** INSTRUCTION **
Locate every line below that contains the word "JSON" and copy it.

** INPUT FOR THIS TASK **
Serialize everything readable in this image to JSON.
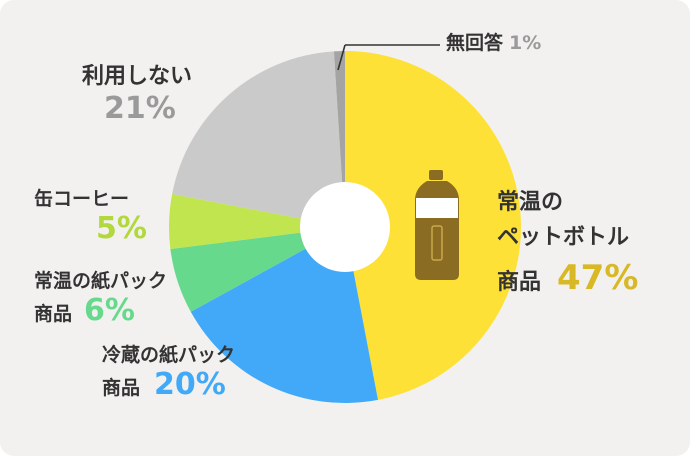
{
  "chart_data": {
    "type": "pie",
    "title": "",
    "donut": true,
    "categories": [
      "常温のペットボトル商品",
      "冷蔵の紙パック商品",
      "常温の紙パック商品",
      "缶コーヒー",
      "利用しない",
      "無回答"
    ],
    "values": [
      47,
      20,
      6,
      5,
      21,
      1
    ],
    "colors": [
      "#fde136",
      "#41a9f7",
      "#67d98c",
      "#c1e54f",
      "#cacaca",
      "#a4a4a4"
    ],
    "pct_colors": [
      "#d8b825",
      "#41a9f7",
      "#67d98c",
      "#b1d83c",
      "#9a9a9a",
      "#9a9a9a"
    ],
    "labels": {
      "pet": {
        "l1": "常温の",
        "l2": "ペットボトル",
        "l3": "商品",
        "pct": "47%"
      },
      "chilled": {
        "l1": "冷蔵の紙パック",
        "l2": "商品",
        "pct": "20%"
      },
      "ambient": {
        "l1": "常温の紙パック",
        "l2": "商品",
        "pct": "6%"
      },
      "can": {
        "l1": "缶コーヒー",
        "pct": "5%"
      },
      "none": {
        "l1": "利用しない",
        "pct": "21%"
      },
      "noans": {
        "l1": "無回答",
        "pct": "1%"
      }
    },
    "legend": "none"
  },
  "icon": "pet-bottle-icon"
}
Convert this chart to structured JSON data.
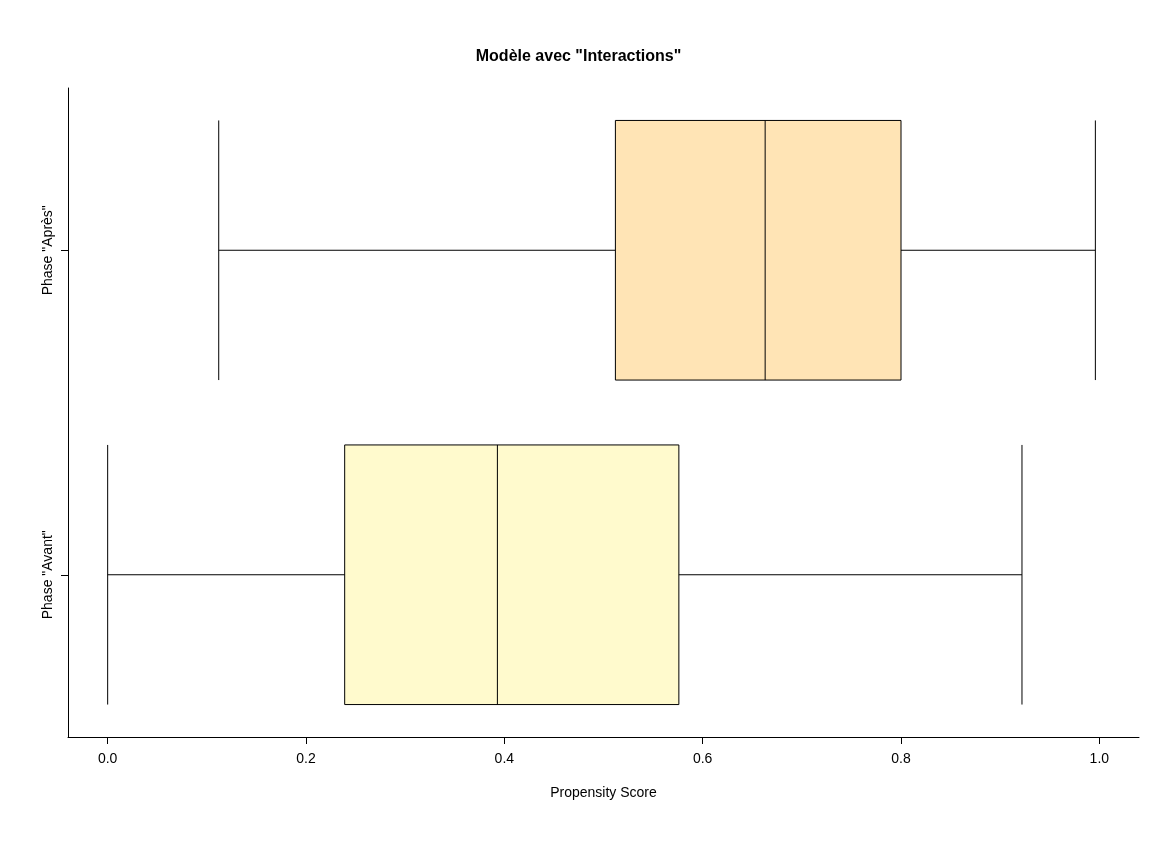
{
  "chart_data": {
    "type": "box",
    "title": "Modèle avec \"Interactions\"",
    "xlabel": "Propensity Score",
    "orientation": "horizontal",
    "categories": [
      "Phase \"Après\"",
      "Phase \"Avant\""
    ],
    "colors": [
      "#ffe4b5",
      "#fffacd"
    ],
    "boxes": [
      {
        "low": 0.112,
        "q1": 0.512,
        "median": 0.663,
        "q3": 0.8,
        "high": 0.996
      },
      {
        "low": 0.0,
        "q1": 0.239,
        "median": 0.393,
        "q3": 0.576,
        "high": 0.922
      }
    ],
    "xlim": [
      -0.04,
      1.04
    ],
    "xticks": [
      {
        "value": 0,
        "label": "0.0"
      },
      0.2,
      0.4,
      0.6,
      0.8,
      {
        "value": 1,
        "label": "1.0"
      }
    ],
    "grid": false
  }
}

** ANSWER TO THIS TASK **
Serialize everything readable in this image to JSON.
Convert this chart to structured JSON data.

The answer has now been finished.